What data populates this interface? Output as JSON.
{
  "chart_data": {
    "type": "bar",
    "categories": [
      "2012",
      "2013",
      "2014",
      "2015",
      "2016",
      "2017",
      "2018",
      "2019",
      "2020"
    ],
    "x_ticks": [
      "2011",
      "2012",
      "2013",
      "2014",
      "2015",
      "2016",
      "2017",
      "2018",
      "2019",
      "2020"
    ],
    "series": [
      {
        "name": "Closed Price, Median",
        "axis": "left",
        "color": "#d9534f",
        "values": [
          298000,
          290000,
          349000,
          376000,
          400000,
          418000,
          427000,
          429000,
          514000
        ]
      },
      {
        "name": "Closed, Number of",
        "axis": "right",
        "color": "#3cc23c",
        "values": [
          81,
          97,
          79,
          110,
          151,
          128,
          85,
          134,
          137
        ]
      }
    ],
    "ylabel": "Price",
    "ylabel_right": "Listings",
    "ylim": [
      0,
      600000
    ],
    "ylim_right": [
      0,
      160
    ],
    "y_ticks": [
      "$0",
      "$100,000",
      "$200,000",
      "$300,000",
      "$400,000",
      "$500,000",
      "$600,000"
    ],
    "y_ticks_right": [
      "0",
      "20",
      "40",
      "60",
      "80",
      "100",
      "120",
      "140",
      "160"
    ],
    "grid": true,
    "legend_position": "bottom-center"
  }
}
§ §
Set down the listing above in full, please, exactly as it appears.

What data populates this interface? Output as JSON.
{
  "chart_data": {
    "type": "bar",
    "categories": [
      "2012",
      "2013",
      "2014",
      "2015",
      "2016",
      "2017",
      "2018",
      "2019",
      "2020"
    ],
    "x_ticks": [
      "2011",
      "2012",
      "2013",
      "2014",
      "2015",
      "2016",
      "2017",
      "2018",
      "2019",
      "2020"
    ],
    "series": [
      {
        "name": "Closed Price, Median",
        "axis": "left",
        "color": "#d9534f",
        "values": [
          298000,
          290000,
          349000,
          376000,
          400000,
          418000,
          427000,
          429000,
          514000
        ]
      },
      {
        "name": "Closed, Number of",
        "axis": "right",
        "color": "#3cc23c",
        "values": [
          81,
          97,
          79,
          110,
          151,
          128,
          85,
          134,
          137
        ]
      }
    ],
    "ylabel": "Price",
    "ylabel_right": "Listings",
    "ylim": [
      0,
      600000
    ],
    "ylim_right": [
      0,
      160
    ],
    "y_ticks": [
      "$0",
      "$100,000",
      "$200,000",
      "$300,000",
      "$400,000",
      "$500,000",
      "$600,000"
    ],
    "y_ticks_right": [
      "0",
      "20",
      "40",
      "60",
      "80",
      "100",
      "120",
      "140",
      "160"
    ],
    "grid": true,
    "legend_position": "bottom-center"
  }
}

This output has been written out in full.